● Task directions: How many lines of these entries hold the string "plasma"? Answer with the number alone.

········

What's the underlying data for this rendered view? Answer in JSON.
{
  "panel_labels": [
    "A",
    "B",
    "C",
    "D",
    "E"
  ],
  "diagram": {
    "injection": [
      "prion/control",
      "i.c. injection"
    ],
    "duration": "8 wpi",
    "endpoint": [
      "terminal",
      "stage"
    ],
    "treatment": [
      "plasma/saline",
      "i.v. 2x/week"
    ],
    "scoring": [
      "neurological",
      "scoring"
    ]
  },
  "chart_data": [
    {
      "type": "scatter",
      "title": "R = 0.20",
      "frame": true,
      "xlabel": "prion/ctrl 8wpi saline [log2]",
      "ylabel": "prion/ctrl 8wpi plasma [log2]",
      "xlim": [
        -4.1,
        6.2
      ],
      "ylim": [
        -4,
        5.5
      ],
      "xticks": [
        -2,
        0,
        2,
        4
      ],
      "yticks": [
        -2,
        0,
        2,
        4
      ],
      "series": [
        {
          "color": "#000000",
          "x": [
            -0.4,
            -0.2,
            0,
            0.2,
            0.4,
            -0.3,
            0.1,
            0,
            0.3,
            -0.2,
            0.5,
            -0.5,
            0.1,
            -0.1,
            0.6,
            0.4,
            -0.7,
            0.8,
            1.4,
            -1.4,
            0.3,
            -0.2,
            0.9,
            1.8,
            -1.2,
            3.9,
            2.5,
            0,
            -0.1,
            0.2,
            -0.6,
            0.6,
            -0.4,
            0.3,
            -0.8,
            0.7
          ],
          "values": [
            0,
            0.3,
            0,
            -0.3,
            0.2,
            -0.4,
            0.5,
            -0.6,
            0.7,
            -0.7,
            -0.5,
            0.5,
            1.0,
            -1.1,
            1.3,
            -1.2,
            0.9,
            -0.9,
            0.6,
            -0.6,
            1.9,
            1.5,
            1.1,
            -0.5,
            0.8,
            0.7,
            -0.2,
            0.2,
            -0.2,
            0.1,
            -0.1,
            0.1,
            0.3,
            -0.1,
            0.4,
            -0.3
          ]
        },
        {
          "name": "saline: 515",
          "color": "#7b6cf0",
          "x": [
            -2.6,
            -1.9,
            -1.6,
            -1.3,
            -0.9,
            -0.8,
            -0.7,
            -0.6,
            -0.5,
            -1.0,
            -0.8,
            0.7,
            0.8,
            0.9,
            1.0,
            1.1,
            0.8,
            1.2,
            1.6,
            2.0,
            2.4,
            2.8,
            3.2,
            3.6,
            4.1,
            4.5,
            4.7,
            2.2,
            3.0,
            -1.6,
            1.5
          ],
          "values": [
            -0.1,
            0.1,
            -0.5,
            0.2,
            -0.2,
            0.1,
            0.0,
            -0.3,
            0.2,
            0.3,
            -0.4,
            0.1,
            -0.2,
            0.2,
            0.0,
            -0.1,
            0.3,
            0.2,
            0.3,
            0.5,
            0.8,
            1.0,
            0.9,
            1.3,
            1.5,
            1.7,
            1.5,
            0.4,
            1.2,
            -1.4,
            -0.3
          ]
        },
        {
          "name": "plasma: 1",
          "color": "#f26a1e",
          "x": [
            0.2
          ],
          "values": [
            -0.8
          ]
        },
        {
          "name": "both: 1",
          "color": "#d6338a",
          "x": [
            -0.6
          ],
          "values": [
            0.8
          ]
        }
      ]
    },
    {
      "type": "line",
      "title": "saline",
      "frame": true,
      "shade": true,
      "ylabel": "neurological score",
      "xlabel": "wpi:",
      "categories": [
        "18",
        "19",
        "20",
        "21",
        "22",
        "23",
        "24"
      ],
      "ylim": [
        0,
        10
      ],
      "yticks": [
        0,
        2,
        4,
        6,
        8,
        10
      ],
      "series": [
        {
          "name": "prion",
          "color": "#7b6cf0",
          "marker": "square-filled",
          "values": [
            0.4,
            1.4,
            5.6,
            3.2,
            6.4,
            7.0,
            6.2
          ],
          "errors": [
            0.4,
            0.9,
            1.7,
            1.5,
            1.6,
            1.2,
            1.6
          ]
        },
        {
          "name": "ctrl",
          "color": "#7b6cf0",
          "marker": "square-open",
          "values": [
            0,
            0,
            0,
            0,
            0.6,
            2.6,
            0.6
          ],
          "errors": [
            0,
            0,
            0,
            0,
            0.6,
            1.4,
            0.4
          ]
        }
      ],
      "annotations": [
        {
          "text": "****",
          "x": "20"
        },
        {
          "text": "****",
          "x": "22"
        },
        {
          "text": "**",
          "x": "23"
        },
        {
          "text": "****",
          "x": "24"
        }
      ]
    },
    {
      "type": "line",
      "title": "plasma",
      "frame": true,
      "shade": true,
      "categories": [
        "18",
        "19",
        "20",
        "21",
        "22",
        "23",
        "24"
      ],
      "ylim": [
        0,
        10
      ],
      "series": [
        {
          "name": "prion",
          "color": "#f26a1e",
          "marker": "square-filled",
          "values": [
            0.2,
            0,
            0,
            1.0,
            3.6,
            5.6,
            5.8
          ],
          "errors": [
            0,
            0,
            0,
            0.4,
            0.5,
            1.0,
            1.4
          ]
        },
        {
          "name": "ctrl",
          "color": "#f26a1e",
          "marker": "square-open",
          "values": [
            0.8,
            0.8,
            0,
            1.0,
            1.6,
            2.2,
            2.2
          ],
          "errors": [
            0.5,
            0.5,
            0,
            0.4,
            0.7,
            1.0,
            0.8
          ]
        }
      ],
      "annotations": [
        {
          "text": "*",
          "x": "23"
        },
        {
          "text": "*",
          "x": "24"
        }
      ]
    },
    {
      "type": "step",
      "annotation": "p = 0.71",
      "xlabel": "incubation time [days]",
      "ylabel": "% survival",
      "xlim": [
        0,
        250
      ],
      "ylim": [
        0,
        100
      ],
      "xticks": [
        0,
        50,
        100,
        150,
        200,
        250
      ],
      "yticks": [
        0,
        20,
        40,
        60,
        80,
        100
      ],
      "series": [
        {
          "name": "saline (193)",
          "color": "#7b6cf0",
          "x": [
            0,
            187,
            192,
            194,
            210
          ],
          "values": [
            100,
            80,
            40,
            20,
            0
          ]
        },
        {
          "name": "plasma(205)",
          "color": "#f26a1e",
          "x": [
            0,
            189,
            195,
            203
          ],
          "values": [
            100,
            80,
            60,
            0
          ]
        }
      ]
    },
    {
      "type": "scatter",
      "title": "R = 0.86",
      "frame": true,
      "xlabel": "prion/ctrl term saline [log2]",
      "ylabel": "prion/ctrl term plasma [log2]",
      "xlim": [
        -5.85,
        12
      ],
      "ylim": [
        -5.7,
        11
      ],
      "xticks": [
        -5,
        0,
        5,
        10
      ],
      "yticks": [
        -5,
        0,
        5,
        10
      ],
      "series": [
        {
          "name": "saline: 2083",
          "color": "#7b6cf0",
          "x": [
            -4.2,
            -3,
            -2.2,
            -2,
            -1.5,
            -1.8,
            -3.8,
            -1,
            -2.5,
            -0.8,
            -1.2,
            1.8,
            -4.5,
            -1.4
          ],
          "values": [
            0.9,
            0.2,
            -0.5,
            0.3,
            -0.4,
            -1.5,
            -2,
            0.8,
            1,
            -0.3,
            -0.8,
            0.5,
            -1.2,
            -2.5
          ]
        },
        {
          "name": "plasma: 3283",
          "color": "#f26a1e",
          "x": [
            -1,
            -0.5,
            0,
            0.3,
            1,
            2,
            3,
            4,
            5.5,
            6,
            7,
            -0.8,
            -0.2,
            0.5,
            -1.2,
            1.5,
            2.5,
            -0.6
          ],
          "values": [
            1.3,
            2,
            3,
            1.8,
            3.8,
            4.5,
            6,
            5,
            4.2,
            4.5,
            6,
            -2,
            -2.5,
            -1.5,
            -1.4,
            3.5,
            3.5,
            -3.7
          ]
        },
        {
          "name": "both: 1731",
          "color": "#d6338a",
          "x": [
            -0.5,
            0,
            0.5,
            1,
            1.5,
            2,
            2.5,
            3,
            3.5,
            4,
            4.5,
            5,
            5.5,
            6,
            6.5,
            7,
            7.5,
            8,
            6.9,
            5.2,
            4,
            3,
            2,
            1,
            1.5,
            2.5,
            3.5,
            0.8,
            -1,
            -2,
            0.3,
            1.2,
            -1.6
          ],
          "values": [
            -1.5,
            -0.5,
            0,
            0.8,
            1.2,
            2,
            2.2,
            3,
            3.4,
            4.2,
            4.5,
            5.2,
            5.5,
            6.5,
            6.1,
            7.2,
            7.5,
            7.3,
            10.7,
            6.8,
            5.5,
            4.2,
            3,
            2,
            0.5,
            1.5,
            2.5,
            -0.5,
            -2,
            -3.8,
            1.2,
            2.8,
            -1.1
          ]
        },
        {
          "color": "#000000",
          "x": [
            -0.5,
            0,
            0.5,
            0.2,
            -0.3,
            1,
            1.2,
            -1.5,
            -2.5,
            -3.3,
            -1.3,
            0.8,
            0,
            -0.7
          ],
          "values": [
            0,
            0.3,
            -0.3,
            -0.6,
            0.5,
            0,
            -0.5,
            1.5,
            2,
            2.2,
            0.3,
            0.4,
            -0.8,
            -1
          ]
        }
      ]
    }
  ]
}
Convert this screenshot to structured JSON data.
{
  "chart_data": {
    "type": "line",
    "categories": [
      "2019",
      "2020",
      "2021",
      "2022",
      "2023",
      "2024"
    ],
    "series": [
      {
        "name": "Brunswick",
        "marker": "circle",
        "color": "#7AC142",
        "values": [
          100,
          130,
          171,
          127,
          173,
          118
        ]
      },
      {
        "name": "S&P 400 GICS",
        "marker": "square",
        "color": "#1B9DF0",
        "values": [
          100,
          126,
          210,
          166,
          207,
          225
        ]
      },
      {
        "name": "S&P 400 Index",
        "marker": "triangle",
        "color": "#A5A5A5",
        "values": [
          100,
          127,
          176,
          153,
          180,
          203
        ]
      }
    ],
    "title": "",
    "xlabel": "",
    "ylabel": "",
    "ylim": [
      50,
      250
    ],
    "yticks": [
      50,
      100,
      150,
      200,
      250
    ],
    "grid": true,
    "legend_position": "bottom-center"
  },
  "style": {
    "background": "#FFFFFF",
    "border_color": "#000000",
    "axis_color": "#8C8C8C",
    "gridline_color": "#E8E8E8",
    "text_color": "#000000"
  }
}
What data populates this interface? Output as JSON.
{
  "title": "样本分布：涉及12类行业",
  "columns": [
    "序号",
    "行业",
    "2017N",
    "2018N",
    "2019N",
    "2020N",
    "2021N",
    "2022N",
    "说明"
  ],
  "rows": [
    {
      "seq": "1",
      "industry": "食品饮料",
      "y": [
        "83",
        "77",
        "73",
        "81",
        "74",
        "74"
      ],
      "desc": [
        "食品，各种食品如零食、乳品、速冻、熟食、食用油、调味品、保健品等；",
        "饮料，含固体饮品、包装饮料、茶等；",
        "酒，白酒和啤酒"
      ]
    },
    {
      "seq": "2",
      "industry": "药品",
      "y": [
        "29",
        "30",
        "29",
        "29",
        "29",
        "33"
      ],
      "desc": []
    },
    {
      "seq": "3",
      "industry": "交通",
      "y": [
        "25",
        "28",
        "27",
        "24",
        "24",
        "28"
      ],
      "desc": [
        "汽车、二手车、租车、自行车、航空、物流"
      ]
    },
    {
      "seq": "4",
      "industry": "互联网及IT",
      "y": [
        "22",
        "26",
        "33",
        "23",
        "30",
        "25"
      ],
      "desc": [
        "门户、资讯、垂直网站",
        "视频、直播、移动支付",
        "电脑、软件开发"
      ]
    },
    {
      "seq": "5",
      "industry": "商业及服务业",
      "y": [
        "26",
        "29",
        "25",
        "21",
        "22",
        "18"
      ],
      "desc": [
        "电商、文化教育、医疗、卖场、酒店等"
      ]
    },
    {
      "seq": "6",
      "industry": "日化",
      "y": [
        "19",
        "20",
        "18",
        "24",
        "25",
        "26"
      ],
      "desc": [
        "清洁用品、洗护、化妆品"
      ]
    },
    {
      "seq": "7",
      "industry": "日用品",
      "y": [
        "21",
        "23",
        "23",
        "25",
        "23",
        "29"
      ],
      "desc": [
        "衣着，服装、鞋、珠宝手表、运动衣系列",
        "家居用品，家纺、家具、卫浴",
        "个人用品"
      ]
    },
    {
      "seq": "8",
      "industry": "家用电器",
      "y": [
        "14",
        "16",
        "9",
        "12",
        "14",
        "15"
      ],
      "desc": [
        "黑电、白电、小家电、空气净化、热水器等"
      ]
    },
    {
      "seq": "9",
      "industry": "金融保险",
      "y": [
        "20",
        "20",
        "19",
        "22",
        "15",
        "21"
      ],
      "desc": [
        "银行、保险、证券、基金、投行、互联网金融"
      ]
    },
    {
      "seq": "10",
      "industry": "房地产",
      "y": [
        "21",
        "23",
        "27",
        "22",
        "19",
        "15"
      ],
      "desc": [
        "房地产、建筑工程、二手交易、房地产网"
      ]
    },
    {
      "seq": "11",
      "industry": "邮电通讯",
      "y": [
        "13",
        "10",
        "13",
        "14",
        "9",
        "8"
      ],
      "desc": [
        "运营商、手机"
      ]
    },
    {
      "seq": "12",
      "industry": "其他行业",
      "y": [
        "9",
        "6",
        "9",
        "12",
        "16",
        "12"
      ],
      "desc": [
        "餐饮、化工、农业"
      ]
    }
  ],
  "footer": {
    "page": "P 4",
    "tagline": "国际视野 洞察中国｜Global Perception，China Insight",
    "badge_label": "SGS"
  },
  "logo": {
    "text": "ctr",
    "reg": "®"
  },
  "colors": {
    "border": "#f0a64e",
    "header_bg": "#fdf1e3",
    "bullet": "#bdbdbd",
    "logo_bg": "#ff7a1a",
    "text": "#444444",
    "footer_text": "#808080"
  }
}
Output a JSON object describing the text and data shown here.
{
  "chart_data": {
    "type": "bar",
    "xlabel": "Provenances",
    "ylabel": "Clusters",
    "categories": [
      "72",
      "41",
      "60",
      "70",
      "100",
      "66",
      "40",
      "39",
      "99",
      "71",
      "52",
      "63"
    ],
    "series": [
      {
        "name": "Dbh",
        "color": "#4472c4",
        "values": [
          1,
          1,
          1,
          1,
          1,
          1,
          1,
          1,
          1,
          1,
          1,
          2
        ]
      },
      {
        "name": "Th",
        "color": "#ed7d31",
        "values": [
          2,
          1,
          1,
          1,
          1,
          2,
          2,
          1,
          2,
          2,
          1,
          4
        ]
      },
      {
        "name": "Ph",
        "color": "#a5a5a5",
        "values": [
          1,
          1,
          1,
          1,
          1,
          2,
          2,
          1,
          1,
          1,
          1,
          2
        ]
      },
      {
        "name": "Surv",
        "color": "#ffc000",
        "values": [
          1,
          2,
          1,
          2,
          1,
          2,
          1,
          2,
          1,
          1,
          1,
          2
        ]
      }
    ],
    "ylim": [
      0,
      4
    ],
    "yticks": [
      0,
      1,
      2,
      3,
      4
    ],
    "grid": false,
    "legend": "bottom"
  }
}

········

● Reply: 7